+++ Extracted information

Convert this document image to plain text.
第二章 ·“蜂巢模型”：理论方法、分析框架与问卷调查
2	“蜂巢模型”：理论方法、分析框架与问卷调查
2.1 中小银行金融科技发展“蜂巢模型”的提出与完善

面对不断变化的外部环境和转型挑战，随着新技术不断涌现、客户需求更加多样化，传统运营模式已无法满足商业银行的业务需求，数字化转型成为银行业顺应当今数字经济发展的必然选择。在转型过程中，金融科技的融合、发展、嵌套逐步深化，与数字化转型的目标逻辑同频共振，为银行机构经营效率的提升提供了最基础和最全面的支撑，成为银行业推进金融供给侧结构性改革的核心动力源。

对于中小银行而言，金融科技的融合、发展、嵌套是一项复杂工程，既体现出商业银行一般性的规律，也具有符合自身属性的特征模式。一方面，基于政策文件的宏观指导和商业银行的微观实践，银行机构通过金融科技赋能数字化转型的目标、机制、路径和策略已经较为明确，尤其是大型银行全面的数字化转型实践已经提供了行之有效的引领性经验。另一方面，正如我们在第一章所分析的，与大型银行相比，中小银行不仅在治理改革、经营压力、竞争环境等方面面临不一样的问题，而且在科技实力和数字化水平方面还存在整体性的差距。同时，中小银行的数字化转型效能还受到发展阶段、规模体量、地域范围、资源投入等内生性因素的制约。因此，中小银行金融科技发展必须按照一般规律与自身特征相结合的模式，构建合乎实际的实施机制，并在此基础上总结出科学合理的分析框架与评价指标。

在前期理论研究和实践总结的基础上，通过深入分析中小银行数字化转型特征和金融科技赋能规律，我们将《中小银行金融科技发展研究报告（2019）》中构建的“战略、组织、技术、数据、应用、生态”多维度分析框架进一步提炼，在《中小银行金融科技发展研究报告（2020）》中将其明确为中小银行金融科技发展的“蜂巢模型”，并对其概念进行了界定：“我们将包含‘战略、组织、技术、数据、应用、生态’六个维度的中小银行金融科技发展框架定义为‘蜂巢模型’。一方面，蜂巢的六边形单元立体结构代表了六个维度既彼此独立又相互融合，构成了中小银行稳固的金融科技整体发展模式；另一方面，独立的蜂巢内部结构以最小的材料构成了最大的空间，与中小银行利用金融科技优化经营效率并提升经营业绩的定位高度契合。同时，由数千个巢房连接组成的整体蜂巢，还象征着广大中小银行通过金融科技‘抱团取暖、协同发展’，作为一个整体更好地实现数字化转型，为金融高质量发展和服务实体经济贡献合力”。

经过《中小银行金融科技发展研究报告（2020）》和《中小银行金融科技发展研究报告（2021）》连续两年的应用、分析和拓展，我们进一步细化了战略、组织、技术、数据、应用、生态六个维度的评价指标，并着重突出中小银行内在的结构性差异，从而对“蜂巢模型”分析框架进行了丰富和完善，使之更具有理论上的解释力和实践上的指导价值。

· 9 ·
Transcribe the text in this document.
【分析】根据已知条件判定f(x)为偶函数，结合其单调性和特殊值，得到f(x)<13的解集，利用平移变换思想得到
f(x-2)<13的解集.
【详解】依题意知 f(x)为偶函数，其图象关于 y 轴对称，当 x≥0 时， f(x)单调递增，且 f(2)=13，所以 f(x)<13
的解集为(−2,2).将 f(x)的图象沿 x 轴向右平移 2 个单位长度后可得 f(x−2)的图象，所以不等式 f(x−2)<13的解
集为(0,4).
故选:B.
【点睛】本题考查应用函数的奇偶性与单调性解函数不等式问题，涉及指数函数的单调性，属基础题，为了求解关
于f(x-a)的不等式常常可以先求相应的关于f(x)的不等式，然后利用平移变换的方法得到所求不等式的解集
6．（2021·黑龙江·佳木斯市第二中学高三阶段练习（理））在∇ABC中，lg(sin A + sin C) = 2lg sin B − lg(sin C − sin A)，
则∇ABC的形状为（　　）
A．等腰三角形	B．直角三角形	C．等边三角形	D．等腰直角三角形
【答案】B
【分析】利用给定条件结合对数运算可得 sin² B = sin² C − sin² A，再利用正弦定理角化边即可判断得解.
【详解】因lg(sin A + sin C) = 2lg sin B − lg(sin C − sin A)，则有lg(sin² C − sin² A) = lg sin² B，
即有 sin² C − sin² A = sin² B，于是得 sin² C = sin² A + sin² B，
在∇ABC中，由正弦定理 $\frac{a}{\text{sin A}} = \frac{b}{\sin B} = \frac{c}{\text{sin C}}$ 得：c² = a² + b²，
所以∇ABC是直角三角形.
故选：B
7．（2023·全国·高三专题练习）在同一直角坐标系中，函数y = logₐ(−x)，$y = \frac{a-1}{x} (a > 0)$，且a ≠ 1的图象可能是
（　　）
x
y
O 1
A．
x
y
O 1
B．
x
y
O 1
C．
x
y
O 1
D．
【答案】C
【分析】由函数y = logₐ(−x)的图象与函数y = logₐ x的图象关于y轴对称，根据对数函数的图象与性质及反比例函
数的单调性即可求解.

++++++

# Task requirements
Extract all of the data shown above without alteration.

# The reply
Convert this document image to plain text.
第二章 ·“蜂巢模型”：理论方法、分析框架与问卷调查
2	“蜂巢模型”：理论方法、分析框架与问卷调查
2.1 中小银行金融科技发展“蜂巢模型”的提出与完善

面对不断变化的外部环境和转型挑战，随着新技术不断涌现、客户需求更加多样化，传统运营模式已无法满足商业银行的业务需求，数字化转型成为银行业顺应当今数字经济发展的必然选择。在转型过程中，金融科技的融合、发展、嵌套逐步深化，与数字化转型的目标逻辑同频共振，为银行机构经营效率的提升提供了最基础和最全面的支撑，成为银行业推进金融供给侧结构性改革的核心动力源。

对于中小银行而言，金融科技的融合、发展、嵌套是一项复杂工程，既体现出商业银行一般性的规律，也具有符合自身属性的特征模式。一方面，基于政策文件的宏观指导和商业银行的微观实践，银行机构通过金融科技赋能数字化转型的目标、机制、路径和策略已经较为明确，尤其是大型银行全面的数字化转型实践已经提供了行之有效的引领性经验。另一方面，正如我们在第一章所分析的，与大型银行相比，中小银行不仅在治理改革、经营压力、竞争环境等方面面临不一样的问题，而且在科技实力和数字化水平方面还存在整体性的差距。同时，中小银行的数字化转型效能还受到发展阶段、规模体量、地域范围、资源投入等内生性因素的制约。因此，中小银行金融科技发展必须按照一般规律与自身特征相结合的模式，构建合乎实际的实施机制，并在此基础上总结出科学合理的分析框架与评价指标。

在前期理论研究和实践总结的基础上，通过深入分析中小银行数字化转型特征和金融科技赋能规律，我们将《中小银行金融科技发展研究报告（2019）》中构建的“战略、组织、技术、数据、应用、生态”多维度分析框架进一步提炼，在《中小银行金融科技发展研究报告（2020）》中将其明确为中小银行金融科技发展的“蜂巢模型”，并对其概念进行了界定：“我们将包含‘战略、组织、技术、数据、应用、生态’六个维度的中小银行金融科技发展框架定义为‘蜂巢模型’。一方面，蜂巢的六边形单元立体结构代表了六个维度既彼此独立又相互融合，构成了中小银行稳固的金融科技整体发展模式；另一方面，独立的蜂巢内部结构以最小的材料构成了最大的空间，与中小银行利用金融科技优化经营效率并提升经营业绩的定位高度契合。同时，由数千个巢房连接组成的整体蜂巢，还象征着广大中小银行通过金融科技‘抱团取暖、协同发展’，作为一个整体更好地实现数字化转型，为金融高质量发展和服务实体经济贡献合力”。

经过《中小银行金融科技发展研究报告（2020）》和《中小银行金融科技发展研究报告（2021）》连续两年的应用、分析和拓展，我们进一步细化了战略、组织、技术、数据、应用、生态六个维度的评价指标，并着重突出中小银行内在的结构性差异，从而对“蜂巢模型”分析框架进行了丰富和完善，使之更具有理论上的解释力和实践上的指导价值。

· 9 ·
Transcribe the text in this document.
【分析】根据已知条件判定f(x)为偶函数，结合其单调性和特殊值，得到f(x)<13的解集，利用平移变换思想得到
f(x-2)<13的解集.
【详解】依题意知 f(x)为偶函数，其图象关于 y 轴对称，当 x≥0 时， f(x)单调递增，且 f(2)=13，所以 f(x)<13
的解集为(−2,2).将 f(x)的图象沿 x 轴向右平移 2 个单位长度后可得 f(x−2)的图象，所以不等式 f(x−2)<13的解
集为(0,4).
故选:B.
【点睛】本题考查应用函数的奇偶性与单调性解函数不等式问题，涉及指数函数的单调性，属基础题，为了求解关
于f(x-a)的不等式常常可以先求相应的关于f(x)的不等式，然后利用平移变换的方法得到所求不等式的解集
6．（2021·黑龙江·佳木斯市第二中学高三阶段练习（理））在∇ABC中，lg(sin A + sin C) = 2lg sin B − lg(sin C − sin A)，
则∇ABC的形状为（　　）
A．等腰三角形	B．直角三角形	C．等边三角形	D．等腰直角三角形
【答案】B
【分析】利用给定条件结合对数运算可得 sin² B = sin² C − sin² A，再利用正弦定理角化边即可判断得解.
【详解】因lg(sin A + sin C) = 2lg sin B − lg(sin C − sin A)，则有lg(sin² C − sin² A) = lg sin² B，
即有 sin² C − sin² A = sin² B，于是得 sin² C = sin² A + sin² B，
在∇ABC中，由正弦定理 $\frac{a}{\text{sin A}} = \frac{b}{\sin B} = \frac{c}{\text{sin C}}$ 得：c² = a² + b²，
所以∇ABC是直角三角形.
故选：B
7．（2023·全国·高三专题练习）在同一直角坐标系中，函数y = logₐ(−x)，$y = \frac{a-1}{x} (a > 0)$，且a ≠ 1的图象可能是
（　　）
x
y
O 1
A．
x
y
O 1
B．
x
y
O 1
C．
x
y
O 1
D．
【答案】C
【分析】由函数y = logₐ(−x)的图象与函数y = logₐ x的图象关于y轴对称，根据对数函数的图象与性质及反比例函
数的单调性即可求解.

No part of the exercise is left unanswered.